START Records to use

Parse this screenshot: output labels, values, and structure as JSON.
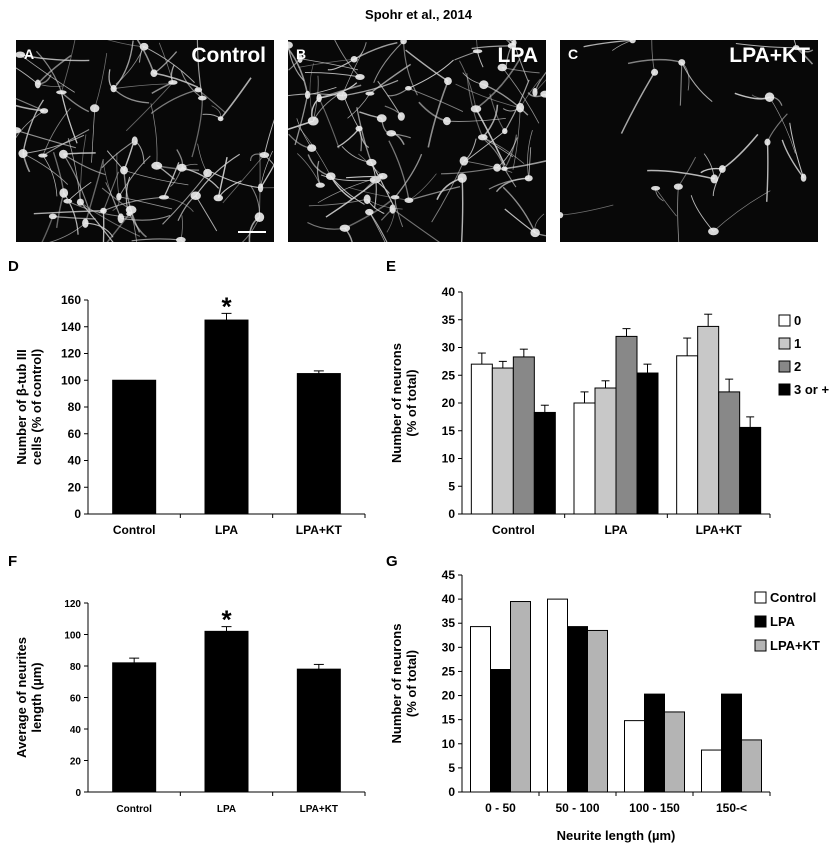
{
  "header": {
    "citation": "Spohr et al., 2014"
  },
  "micrographs": [
    {
      "panel": "A",
      "condition": "Control"
    },
    {
      "panel": "B",
      "condition": "LPA"
    },
    {
      "panel": "C",
      "condition": "LPA+KT"
    }
  ],
  "chart_data": [
    {
      "panel": "D",
      "type": "bar",
      "ylabel": [
        "Number of β-tub III",
        "cells (% of control)"
      ],
      "categories": [
        "Control",
        "LPA",
        "LPA+KT"
      ],
      "values": [
        100,
        145,
        105
      ],
      "errors": [
        0,
        5,
        2
      ],
      "significance": [
        "",
        "*",
        ""
      ],
      "ylim": [
        0,
        160
      ],
      "ytick_step": 20,
      "color": "#000000"
    },
    {
      "panel": "E",
      "type": "bar",
      "ylabel": [
        "Number of neurons",
        "(% of total)"
      ],
      "categories": [
        "Control",
        "LPA",
        "LPA+KT"
      ],
      "ylim": [
        0,
        40
      ],
      "ytick_step": 5,
      "legend_position": "right",
      "series": [
        {
          "name": "0",
          "color": "#ffffff",
          "values": [
            27,
            20,
            28.5
          ],
          "errors": [
            2,
            2,
            3.2
          ]
        },
        {
          "name": "1",
          "color": "#c8c8c8",
          "values": [
            26.3,
            22.7,
            33.8
          ],
          "errors": [
            1.2,
            1.3,
            2.2
          ]
        },
        {
          "name": "2",
          "color": "#888888",
          "values": [
            28.3,
            32,
            22
          ],
          "errors": [
            1.4,
            1.4,
            2.3
          ]
        },
        {
          "name": "3 or +",
          "color": "#000000",
          "values": [
            18.3,
            25.4,
            15.6
          ],
          "errors": [
            1.3,
            1.6,
            1.9
          ]
        }
      ]
    },
    {
      "panel": "F",
      "type": "bar",
      "ylabel": [
        "Average of neurites",
        "length (µm)"
      ],
      "categories": [
        "Control",
        "LPA",
        "LPA+KT"
      ],
      "values": [
        82,
        102,
        78
      ],
      "errors": [
        3,
        3,
        3
      ],
      "significance": [
        "",
        "*",
        ""
      ],
      "ylim": [
        0,
        120
      ],
      "ytick_step": 20,
      "color": "#000000"
    },
    {
      "panel": "G",
      "type": "bar",
      "ylabel": [
        "Number of neurons",
        "(% of total)"
      ],
      "xlabel": "Neurite length (µm)",
      "categories": [
        "0 - 50",
        "50 - 100",
        "100 - 150",
        "150-<"
      ],
      "ylim": [
        0,
        45
      ],
      "ytick_step": 5,
      "legend_position": "top-right",
      "series": [
        {
          "name": "Control",
          "color": "#ffffff",
          "values": [
            34.3,
            40,
            14.8,
            8.7
          ]
        },
        {
          "name": "LPA",
          "color": "#000000",
          "values": [
            25.4,
            34.3,
            20.3,
            20.3
          ]
        },
        {
          "name": "LPA+KT",
          "color": "#b4b4b4",
          "values": [
            39.5,
            33.5,
            16.6,
            10.8
          ]
        }
      ]
    }
  ]
}
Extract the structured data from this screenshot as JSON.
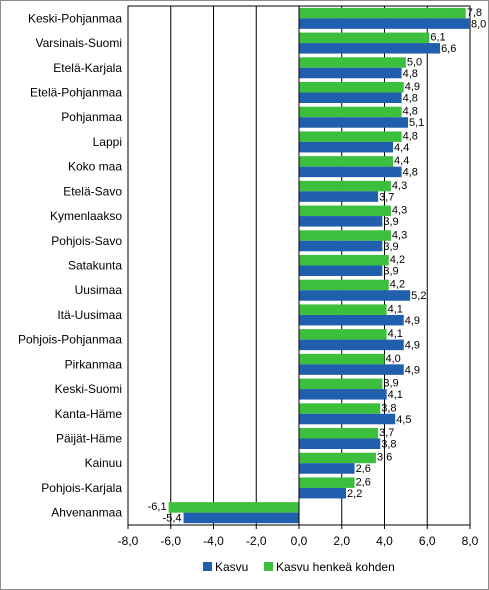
{
  "chart_data": {
    "type": "bar",
    "orientation": "horizontal",
    "categories": [
      "Keski-Pohjanmaa",
      "Varsinais-Suomi",
      "Etelä-Karjala",
      "Etelä-Pohjanmaa",
      "Pohjanmaa",
      "Lappi",
      "Koko maa",
      "Etelä-Savo",
      "Kymenlaakso",
      "Pohjois-Savo",
      "Satakunta",
      "Uusimaa",
      "Itä-Uusimaa",
      "Pohjois-Pohjanmaa",
      "Pirkanmaa",
      "Keski-Suomi",
      "Kanta-Häme",
      "Päijät-Häme",
      "Kainuu",
      "Pohjois-Karjala",
      "Ahvenanmaa"
    ],
    "series": [
      {
        "name": "Kasvu",
        "color": "#1f5fad",
        "values": [
          8.0,
          6.6,
          4.8,
          4.8,
          5.1,
          4.4,
          4.8,
          3.7,
          3.9,
          3.9,
          3.9,
          5.2,
          4.9,
          4.9,
          4.9,
          4.1,
          4.5,
          3.8,
          2.6,
          2.2,
          -5.4
        ],
        "labels": [
          "8,0",
          "6,6",
          "4,8",
          "4,8",
          "5,1",
          "4,4",
          "4,8",
          "3,7",
          "3,9",
          "3,9",
          "3,9",
          "5,2",
          "4,9",
          "4,9",
          "4,9",
          "4,1",
          "4,5",
          "3,8",
          "2,6",
          "2,2",
          "-5,4"
        ]
      },
      {
        "name": "Kasvu henkeä kohden",
        "color": "#3cbf3c",
        "values": [
          7.8,
          6.1,
          5.0,
          4.9,
          4.8,
          4.8,
          4.4,
          4.3,
          4.3,
          4.3,
          4.2,
          4.2,
          4.1,
          4.1,
          4.0,
          3.9,
          3.8,
          3.7,
          3.6,
          2.6,
          -6.1
        ],
        "labels": [
          "7,8",
          "6,1",
          "5,0",
          "4,9",
          "4,8",
          "4,8",
          "4,4",
          "4,3",
          "4,3",
          "4,3",
          "4,2",
          "4,2",
          "4,1",
          "4,1",
          "4,0",
          "3,9",
          "3,8",
          "3,7",
          "3,6",
          "2,6",
          "-6,1"
        ]
      }
    ],
    "xlim": [
      -8,
      8
    ],
    "xticks": [
      -8,
      -6,
      -4,
      -2,
      0,
      2,
      4,
      6,
      8
    ],
    "xtick_labels": [
      "-8,0",
      "-6,0",
      "-4,0",
      "-2,0",
      "0,0",
      "2,0",
      "4,0",
      "6,0",
      "8,0"
    ],
    "grid": true,
    "legend_position": "bottom-right"
  }
}
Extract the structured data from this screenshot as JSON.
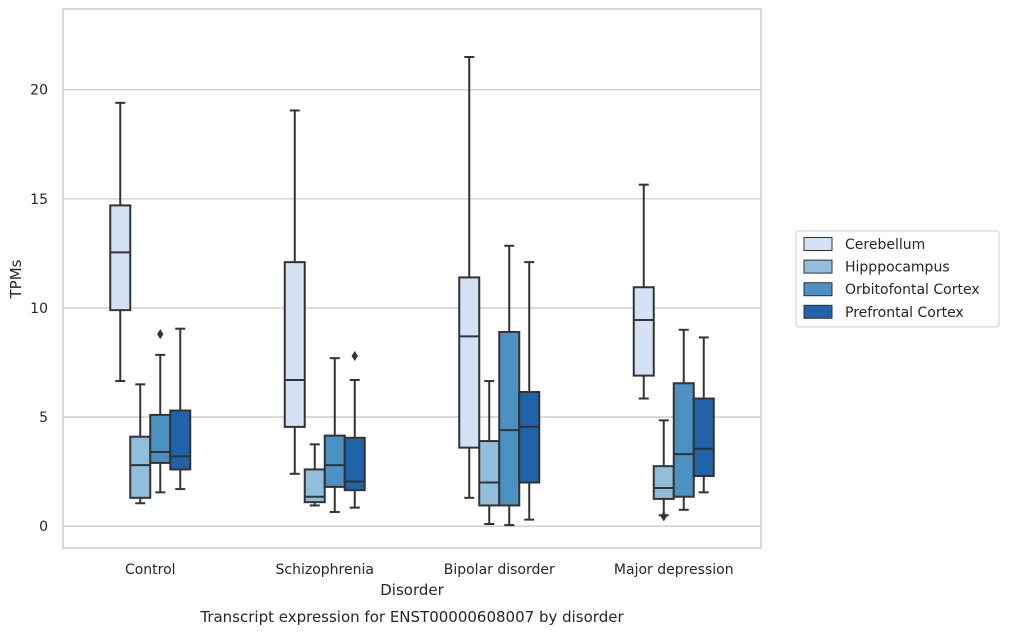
{
  "chart_data": {
    "type": "box",
    "xlabel": "Disorder",
    "ylabel": "TPMs",
    "caption": "Transcript expression for ENST00000608007 by disorder",
    "categories": [
      "Control",
      "Schizophrenia",
      "Bipolar disorder",
      "Major depression"
    ],
    "ylim": [
      -1,
      23.7
    ],
    "yticks": [
      0,
      5,
      10,
      15,
      20
    ],
    "grid": true,
    "legend_position": "right",
    "colors": {
      "Cerebellum": "#d3e2f3",
      "Hipppocampus": "#91bfdb",
      "Orbitofontal Cortex": "#4b91c2",
      "Prefrontal Cortex": "#2163a8",
      "line": "#333333",
      "grid": "#cccccc"
    },
    "series": [
      {
        "name": "Cerebellum",
        "boxes": [
          {
            "whisker_low": 6.65,
            "q1": 9.9,
            "median": 12.55,
            "q3": 14.7,
            "whisker_high": 19.4,
            "outliers": []
          },
          {
            "whisker_low": 2.4,
            "q1": 4.55,
            "median": 6.7,
            "q3": 12.1,
            "whisker_high": 19.05,
            "outliers": []
          },
          {
            "whisker_low": 1.3,
            "q1": 3.6,
            "median": 8.7,
            "q3": 11.4,
            "whisker_high": 21.5,
            "outliers": []
          },
          {
            "whisker_low": 5.85,
            "q1": 6.9,
            "median": 9.45,
            "q3": 10.95,
            "whisker_high": 15.65,
            "outliers": []
          }
        ]
      },
      {
        "name": "Hipppocampus",
        "boxes": [
          {
            "whisker_low": 1.05,
            "q1": 1.3,
            "median": 2.8,
            "q3": 4.1,
            "whisker_high": 6.5,
            "outliers": []
          },
          {
            "whisker_low": 0.95,
            "q1": 1.1,
            "median": 1.35,
            "q3": 2.6,
            "whisker_high": 3.75,
            "outliers": []
          },
          {
            "whisker_low": 0.1,
            "q1": 0.95,
            "median": 2.0,
            "q3": 3.9,
            "whisker_high": 6.65,
            "outliers": []
          },
          {
            "whisker_low": 0.5,
            "q1": 1.25,
            "median": 1.75,
            "q3": 2.75,
            "whisker_high": 4.85,
            "outliers": [
              0.45
            ]
          }
        ]
      },
      {
        "name": "Orbitofontal Cortex",
        "boxes": [
          {
            "whisker_low": 1.55,
            "q1": 2.9,
            "median": 3.4,
            "q3": 5.1,
            "whisker_high": 7.85,
            "outliers": [
              8.8
            ]
          },
          {
            "whisker_low": 0.65,
            "q1": 1.8,
            "median": 2.8,
            "q3": 4.15,
            "whisker_high": 7.7,
            "outliers": []
          },
          {
            "whisker_low": 0.05,
            "q1": 0.95,
            "median": 4.4,
            "q3": 8.9,
            "whisker_high": 12.85,
            "outliers": []
          },
          {
            "whisker_low": 0.75,
            "q1": 1.35,
            "median": 3.3,
            "q3": 6.55,
            "whisker_high": 9.0,
            "outliers": []
          }
        ]
      },
      {
        "name": "Prefrontal Cortex",
        "boxes": [
          {
            "whisker_low": 1.7,
            "q1": 2.6,
            "median": 3.2,
            "q3": 5.3,
            "whisker_high": 9.05,
            "outliers": []
          },
          {
            "whisker_low": 0.85,
            "q1": 1.65,
            "median": 2.05,
            "q3": 4.05,
            "whisker_high": 6.7,
            "outliers": [
              7.8
            ]
          },
          {
            "whisker_low": 0.3,
            "q1": 2.0,
            "median": 4.55,
            "q3": 6.15,
            "whisker_high": 12.1,
            "outliers": []
          },
          {
            "whisker_low": 1.55,
            "q1": 2.3,
            "median": 3.55,
            "q3": 5.85,
            "whisker_high": 8.65,
            "outliers": []
          }
        ]
      }
    ]
  }
}
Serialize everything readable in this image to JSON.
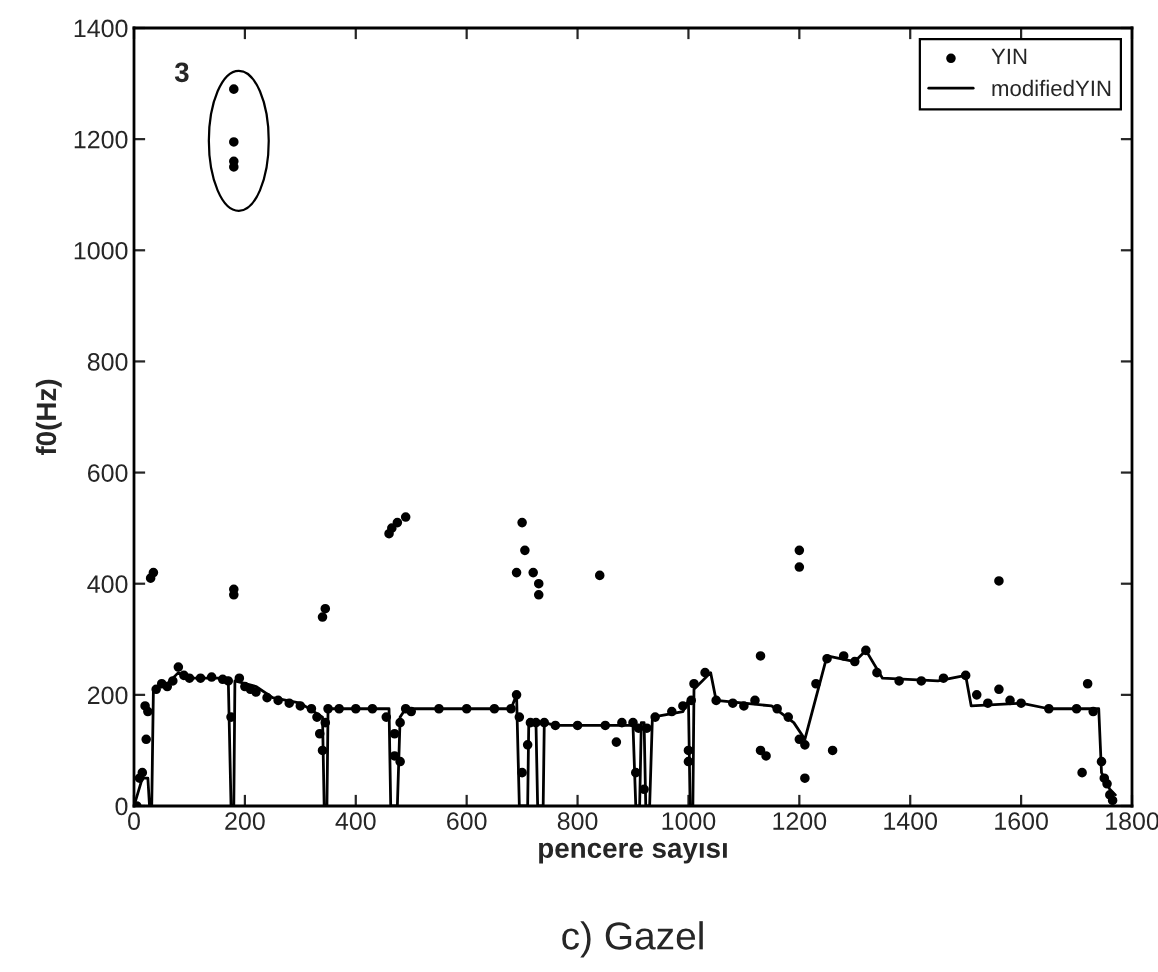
{
  "chart_data": {
    "type": "scatter",
    "title": "c) Gazel",
    "xlabel": "pencere sayısı",
    "ylabel": "f0(Hz)",
    "xlim": [
      0,
      1800
    ],
    "ylim": [
      0,
      1400
    ],
    "xticks": [
      0,
      200,
      400,
      600,
      800,
      1000,
      1200,
      1400,
      1600,
      1800
    ],
    "yticks": [
      0,
      200,
      400,
      600,
      800,
      1000,
      1200,
      1400
    ],
    "grid": false,
    "legend": "top right",
    "annotations": [
      "3"
    ],
    "series": [
      {
        "name": "YIN",
        "type": "scatter",
        "marker": "circle",
        "color": "#000000",
        "x": [
          5,
          10,
          15,
          20,
          22,
          25,
          30,
          35,
          40,
          50,
          60,
          70,
          80,
          90,
          100,
          120,
          140,
          160,
          170,
          175,
          180,
          180,
          180,
          180,
          180,
          180,
          190,
          200,
          210,
          220,
          240,
          260,
          280,
          300,
          320,
          330,
          335,
          340,
          340,
          345,
          345,
          350,
          370,
          400,
          430,
          455,
          460,
          465,
          470,
          470,
          475,
          480,
          480,
          490,
          490,
          500,
          550,
          600,
          650,
          680,
          690,
          690,
          695,
          700,
          700,
          705,
          710,
          715,
          720,
          725,
          730,
          730,
          740,
          760,
          800,
          840,
          850,
          870,
          880,
          900,
          905,
          910,
          920,
          925,
          940,
          970,
          990,
          1000,
          1000,
          1005,
          1010,
          1030,
          1050,
          1080,
          1100,
          1120,
          1130,
          1130,
          1140,
          1160,
          1180,
          1200,
          1200,
          1200,
          1210,
          1210,
          1230,
          1250,
          1260,
          1280,
          1300,
          1320,
          1340,
          1380,
          1420,
          1460,
          1500,
          1520,
          1540,
          1560,
          1560,
          1580,
          1600,
          1650,
          1700,
          1710,
          1720,
          1730,
          1745,
          1750,
          1755,
          1760,
          1765
        ],
        "values": [
          0,
          50,
          60,
          180,
          120,
          170,
          410,
          420,
          210,
          220,
          215,
          225,
          250,
          235,
          230,
          230,
          232,
          228,
          225,
          160,
          380,
          390,
          1290,
          1195,
          1160,
          1150,
          230,
          215,
          210,
          205,
          195,
          190,
          185,
          180,
          175,
          160,
          130,
          100,
          340,
          355,
          150,
          175,
          175,
          175,
          175,
          160,
          490,
          500,
          130,
          90,
          510,
          80,
          150,
          520,
          175,
          170,
          175,
          175,
          175,
          175,
          200,
          420,
          160,
          510,
          60,
          460,
          110,
          150,
          420,
          150,
          380,
          400,
          150,
          145,
          145,
          415,
          145,
          115,
          150,
          150,
          60,
          140,
          30,
          140,
          160,
          170,
          180,
          100,
          80,
          190,
          220,
          240,
          190,
          185,
          180,
          190,
          270,
          100,
          90,
          175,
          160,
          460,
          430,
          120,
          50,
          110,
          220,
          265,
          100,
          270,
          260,
          280,
          240,
          225,
          225,
          230,
          235,
          200,
          185,
          405,
          210,
          190,
          185,
          175,
          175,
          60,
          220,
          170,
          80,
          50,
          40,
          20,
          10
        ]
      },
      {
        "name": "modifiedYIN",
        "type": "line",
        "marker": "none",
        "line_style": "solid",
        "color": "#000000",
        "x": [
          0,
          15,
          25,
          28,
          32,
          35,
          60,
          80,
          100,
          170,
          175,
          180,
          182,
          220,
          250,
          300,
          340,
          343,
          348,
          350,
          460,
          463,
          475,
          480,
          490,
          680,
          690,
          695,
          710,
          712,
          725,
          728,
          738,
          740,
          760,
          900,
          905,
          912,
          915,
          920,
          923,
          930,
          935,
          990,
          1000,
          1003,
          1008,
          1010,
          1040,
          1050,
          1100,
          1150,
          1190,
          1210,
          1250,
          1300,
          1320,
          1350,
          1450,
          1500,
          1510,
          1600,
          1650,
          1740,
          1745,
          1760,
          1770
        ],
        "values": [
          0,
          50,
          50,
          0,
          0,
          210,
          220,
          240,
          230,
          230,
          0,
          0,
          225,
          215,
          195,
          185,
          160,
          0,
          0,
          175,
          175,
          0,
          0,
          160,
          175,
          175,
          200,
          0,
          0,
          150,
          150,
          0,
          0,
          150,
          145,
          145,
          0,
          0,
          150,
          150,
          0,
          0,
          160,
          170,
          190,
          0,
          0,
          210,
          240,
          190,
          185,
          180,
          150,
          120,
          270,
          260,
          280,
          230,
          225,
          235,
          180,
          185,
          175,
          175,
          60,
          30,
          20
        ]
      }
    ]
  }
}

END Records to use

[Objective]
Give the number of lines that carry the word "JSON", with nothing added.

[Complete output]
4